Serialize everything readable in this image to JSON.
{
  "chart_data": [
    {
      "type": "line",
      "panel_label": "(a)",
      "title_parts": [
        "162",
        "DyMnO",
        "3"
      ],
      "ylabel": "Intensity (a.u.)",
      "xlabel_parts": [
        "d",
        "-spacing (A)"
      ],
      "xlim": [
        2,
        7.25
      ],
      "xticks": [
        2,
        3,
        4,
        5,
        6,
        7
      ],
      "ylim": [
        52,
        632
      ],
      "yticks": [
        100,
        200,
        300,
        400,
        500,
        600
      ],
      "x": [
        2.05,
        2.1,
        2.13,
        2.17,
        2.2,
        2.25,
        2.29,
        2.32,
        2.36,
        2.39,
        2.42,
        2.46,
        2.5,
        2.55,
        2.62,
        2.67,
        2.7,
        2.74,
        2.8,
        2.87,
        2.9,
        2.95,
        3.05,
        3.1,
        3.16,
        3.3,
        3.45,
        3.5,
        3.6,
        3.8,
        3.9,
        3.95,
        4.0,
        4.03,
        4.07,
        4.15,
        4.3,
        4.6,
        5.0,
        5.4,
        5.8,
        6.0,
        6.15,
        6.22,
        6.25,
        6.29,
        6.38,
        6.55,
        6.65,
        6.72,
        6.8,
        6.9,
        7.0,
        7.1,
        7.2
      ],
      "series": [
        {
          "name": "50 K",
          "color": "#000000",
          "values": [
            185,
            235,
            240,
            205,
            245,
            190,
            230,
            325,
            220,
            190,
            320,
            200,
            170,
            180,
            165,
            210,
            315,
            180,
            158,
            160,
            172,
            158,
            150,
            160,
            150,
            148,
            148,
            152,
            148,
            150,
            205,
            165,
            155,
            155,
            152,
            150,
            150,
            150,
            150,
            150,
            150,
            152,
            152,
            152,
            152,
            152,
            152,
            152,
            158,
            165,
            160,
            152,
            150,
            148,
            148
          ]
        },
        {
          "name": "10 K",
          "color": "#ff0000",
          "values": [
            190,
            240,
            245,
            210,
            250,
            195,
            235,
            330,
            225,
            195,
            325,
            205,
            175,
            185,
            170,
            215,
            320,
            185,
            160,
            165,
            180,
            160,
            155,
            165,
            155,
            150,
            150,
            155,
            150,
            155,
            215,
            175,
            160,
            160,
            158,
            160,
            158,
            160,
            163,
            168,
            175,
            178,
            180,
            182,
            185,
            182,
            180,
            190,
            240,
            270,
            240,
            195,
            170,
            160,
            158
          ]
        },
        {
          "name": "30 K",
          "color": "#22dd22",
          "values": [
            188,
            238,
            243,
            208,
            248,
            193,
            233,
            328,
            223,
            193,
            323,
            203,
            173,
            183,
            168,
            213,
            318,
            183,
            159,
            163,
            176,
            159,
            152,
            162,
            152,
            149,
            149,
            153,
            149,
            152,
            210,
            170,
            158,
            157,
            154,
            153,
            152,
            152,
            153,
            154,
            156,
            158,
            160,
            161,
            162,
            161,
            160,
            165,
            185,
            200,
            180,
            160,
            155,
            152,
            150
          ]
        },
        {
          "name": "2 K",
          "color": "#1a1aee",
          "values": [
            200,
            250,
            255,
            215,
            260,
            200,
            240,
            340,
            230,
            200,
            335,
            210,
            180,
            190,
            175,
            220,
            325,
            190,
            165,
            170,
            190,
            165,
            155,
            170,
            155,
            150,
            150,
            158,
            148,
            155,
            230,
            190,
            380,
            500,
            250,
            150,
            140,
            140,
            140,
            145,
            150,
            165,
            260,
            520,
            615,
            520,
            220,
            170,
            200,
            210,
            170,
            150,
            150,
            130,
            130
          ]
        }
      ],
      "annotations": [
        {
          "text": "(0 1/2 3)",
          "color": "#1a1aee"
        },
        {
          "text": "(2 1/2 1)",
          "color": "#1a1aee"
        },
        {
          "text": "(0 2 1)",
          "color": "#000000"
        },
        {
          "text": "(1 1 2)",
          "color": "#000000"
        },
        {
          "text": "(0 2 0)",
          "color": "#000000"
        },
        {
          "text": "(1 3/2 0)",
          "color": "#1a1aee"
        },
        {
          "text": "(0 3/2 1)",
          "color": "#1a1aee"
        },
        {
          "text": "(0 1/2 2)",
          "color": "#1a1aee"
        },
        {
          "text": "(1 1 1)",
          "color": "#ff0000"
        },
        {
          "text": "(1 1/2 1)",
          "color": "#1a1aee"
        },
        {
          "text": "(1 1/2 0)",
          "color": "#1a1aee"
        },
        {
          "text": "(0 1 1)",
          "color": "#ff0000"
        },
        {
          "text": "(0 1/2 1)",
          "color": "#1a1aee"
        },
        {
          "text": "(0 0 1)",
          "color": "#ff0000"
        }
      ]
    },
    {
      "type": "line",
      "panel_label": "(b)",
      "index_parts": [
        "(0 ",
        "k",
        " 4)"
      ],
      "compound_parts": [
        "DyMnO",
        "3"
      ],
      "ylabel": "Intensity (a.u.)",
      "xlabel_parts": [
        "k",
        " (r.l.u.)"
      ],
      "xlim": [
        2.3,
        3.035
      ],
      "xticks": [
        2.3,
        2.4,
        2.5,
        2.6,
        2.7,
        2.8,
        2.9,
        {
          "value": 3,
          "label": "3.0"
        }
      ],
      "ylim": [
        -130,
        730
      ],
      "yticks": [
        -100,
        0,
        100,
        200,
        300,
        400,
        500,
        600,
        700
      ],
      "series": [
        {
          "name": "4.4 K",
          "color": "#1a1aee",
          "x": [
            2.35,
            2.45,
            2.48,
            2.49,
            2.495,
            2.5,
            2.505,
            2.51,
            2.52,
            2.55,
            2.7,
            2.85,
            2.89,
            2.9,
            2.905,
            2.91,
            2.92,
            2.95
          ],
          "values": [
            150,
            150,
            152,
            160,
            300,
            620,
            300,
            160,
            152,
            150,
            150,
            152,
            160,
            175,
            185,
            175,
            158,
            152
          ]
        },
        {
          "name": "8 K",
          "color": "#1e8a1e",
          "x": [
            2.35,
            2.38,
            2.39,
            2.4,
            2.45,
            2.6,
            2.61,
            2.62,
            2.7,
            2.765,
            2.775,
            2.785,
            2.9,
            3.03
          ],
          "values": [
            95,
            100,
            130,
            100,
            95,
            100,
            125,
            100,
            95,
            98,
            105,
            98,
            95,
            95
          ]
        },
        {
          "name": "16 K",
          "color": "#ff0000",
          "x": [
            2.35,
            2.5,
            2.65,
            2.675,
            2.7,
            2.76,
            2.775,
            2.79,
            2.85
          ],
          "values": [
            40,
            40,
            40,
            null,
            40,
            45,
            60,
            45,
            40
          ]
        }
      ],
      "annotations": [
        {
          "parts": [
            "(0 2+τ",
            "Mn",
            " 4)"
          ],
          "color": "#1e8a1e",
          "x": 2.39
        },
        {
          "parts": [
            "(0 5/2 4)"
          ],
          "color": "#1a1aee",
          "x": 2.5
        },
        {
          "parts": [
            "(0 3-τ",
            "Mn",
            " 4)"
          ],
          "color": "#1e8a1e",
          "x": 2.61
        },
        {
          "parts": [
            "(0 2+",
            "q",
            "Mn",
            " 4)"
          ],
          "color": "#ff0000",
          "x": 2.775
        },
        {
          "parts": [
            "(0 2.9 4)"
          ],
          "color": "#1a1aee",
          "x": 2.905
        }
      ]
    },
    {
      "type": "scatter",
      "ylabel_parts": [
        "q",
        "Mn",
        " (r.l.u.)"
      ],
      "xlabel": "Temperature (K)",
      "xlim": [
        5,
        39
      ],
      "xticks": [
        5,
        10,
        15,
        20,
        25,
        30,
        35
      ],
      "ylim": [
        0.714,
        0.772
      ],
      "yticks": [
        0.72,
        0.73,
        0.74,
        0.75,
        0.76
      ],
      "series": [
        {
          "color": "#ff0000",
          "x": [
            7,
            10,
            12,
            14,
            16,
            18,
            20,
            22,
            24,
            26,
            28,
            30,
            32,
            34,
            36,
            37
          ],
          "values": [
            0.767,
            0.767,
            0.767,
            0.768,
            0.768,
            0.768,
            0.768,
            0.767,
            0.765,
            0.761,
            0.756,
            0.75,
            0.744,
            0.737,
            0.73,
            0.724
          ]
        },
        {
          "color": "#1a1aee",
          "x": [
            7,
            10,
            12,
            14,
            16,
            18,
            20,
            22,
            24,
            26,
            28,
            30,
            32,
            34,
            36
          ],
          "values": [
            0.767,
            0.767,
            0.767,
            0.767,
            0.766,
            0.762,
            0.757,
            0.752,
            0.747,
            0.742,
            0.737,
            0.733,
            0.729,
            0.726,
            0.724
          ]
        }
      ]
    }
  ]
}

[Required work] Reply with one number: the count of lines in the entries that include the word "name".

[Solution to this problem] 7